(Data listing)
★ ★ ★

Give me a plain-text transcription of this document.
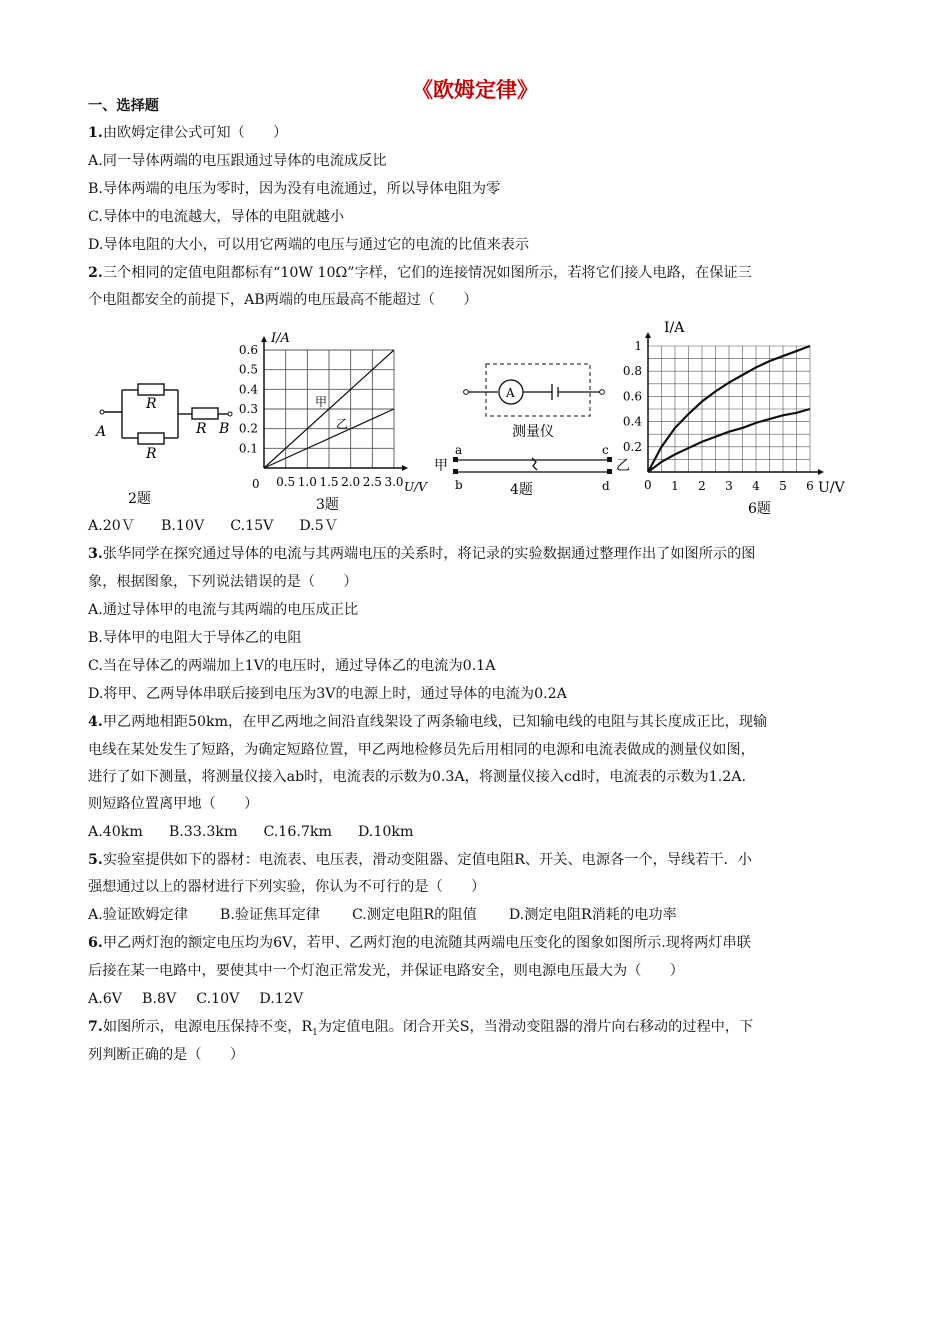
《欧姆定律》
一、选择题
1.由欧姆定律公式可知（　　）
A.同一导体两端的电压跟通过导体的电流成反比
B.导体两端的电压为零时，因为没有电流通过，所以导体电阻为零
C.导体中的电流越大，导体的电阻就越小
D.导体电阻的大小，可以用它两端的电压与通过它的电流的比值来表示
2.三个相同的定值电阻都标有“10W 10Ω”字样，它们的连接情况如图所示，若将它们接人电路，在保证三
个电阻都安全的前提下，AB两端的电压最高不能超过（　　）
R
R
R
A	B
2题
0.5 1.0 1.5 2.0 2.5 3.0
0.1
0.2
0.3
0.4
0.5
0.6
I/A
U/V
0
甲
乙
3题
A
测量仪
a
b
c
d
甲	乙
4题	1 2 3 4 5 6
0.2
0.4
0.6
0.8
1
I/A
U/V
0
6题
A.20Ｖ B.10V C.15V D.5Ｖ
3.张华同学在探究通过导体的电流与其两端电压的关系时，将记录的实验数据通过整理作出了如图所示的图
象，根据图象，下列说法错误的是（　　）
A.通过导体甲的电流与其两端的电压成正比
B.导体甲的电阻大于导体乙的电阻
C.当在导体乙的两端加上1V的电压时，通过导体乙的电流为0.1A
D.将甲、乙两导体串联后接到电压为3V的电源上时，通过导体的电流为0.2A
4.甲乙两地相距50km，在甲乙两地之间沿直线架设了两条输电线，已知输电线的电阻与其长度成正比，现输
电线在某处发生了短路，为确定短路位置，甲乙两地检修员先后用相同的电源和电流表做成的测量仪如图，
进行了如下测量，将测量仪接入ab时，电流表的示数为0.3A，将测量仪接入cd时，电流表的示数为1.2A.
则短路位置离甲地（　　）
A.40km B.33.3km C.16.7km D.10km
5.实验室提供如下的器材：电流表、电压表，滑动变阻器、定值电阻R、开关、电源各一个，导线若干．小
强想通过以上的器材进行下列实验，你认为不可行的是（　　）
A.验证欧姆定律 B.验证焦耳定律 C.测定电阻R的阻值 D.测定电阻R消耗的电功率
6.甲乙两灯泡的额定电压均为6V，若甲、乙两灯泡的电流随其两端电压变化的图象如图所示.现将两灯串联
后接在某一电路中，要使其中一个灯泡正常发光，并保证电路安全，则电源电压最大为（　　）
A.6V B.8V C.10V D.12V
7.如图所示，电源电压保持不变，$R_1$为定值电阻。闭合开关S，当滑动变阻器的滑片向右移动的过程中，下
列判断正确的是（　　）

★ ★ ★

Direction: Quote the data above in full, leaving out the pictures it holds.

Exercise result:
Give me a plain-text transcription of this document.
《欧姆定律》
一、选择题
1.由欧姆定律公式可知（　　）
A.同一导体两端的电压跟通过导体的电流成反比
B.导体两端的电压为零时，因为没有电流通过，所以导体电阻为零
C.导体中的电流越大，导体的电阻就越小
D.导体电阻的大小，可以用它两端的电压与通过它的电流的比值来表示
2.三个相同的定值电阻都标有“10W 10Ω”字样，它们的连接情况如图所示，若将它们接人电路，在保证三
个电阻都安全的前提下，AB两端的电压最高不能超过（　　）
R
R
R
A	B
2题
0.5 1.0 1.5 2.0 2.5 3.0
0.1
0.2
0.3
0.4
0.5
0.6
I/A
U/V
0
甲
乙
3题
A
测量仪
a
b
c
d
甲	乙
4题	1 2 3 4 5 6
0.2
0.4
0.6
0.8
1
I/A
U/V
0
6题
A.20Ｖ B.10V C.15V D.5Ｖ
3.张华同学在探究通过导体的电流与其两端电压的关系时，将记录的实验数据通过整理作出了如图所示的图
象，根据图象，下列说法错误的是（　　）
A.通过导体甲的电流与其两端的电压成正比
B.导体甲的电阻大于导体乙的电阻
C.当在导体乙的两端加上1V的电压时，通过导体乙的电流为0.1A
D.将甲、乙两导体串联后接到电压为3V的电源上时，通过导体的电流为0.2A
4.甲乙两地相距50km，在甲乙两地之间沿直线架设了两条输电线，已知输电线的电阻与其长度成正比，现输
电线在某处发生了短路，为确定短路位置，甲乙两地检修员先后用相同的电源和电流表做成的测量仪如图，
进行了如下测量，将测量仪接入ab时，电流表的示数为0.3A，将测量仪接入cd时，电流表的示数为1.2A.
则短路位置离甲地（　　）
A.40km B.33.3km C.16.7km D.10km
5.实验室提供如下的器材：电流表、电压表，滑动变阻器、定值电阻R、开关、电源各一个，导线若干．小
强想通过以上的器材进行下列实验，你认为不可行的是（　　）
A.验证欧姆定律 B.验证焦耳定律 C.测定电阻R的阻值 D.测定电阻R消耗的电功率
6.甲乙两灯泡的额定电压均为6V，若甲、乙两灯泡的电流随其两端电压变化的图象如图所示.现将两灯串联
后接在某一电路中，要使其中一个灯泡正常发光，并保证电路安全，则电源电压最大为（　　）
A.6V B.8V C.10V D.12V
7.如图所示，电源电压保持不变，$R_1$为定值电阻。闭合开关S，当滑动变阻器的滑片向右移动的过程中，下
列判断正确的是（　　）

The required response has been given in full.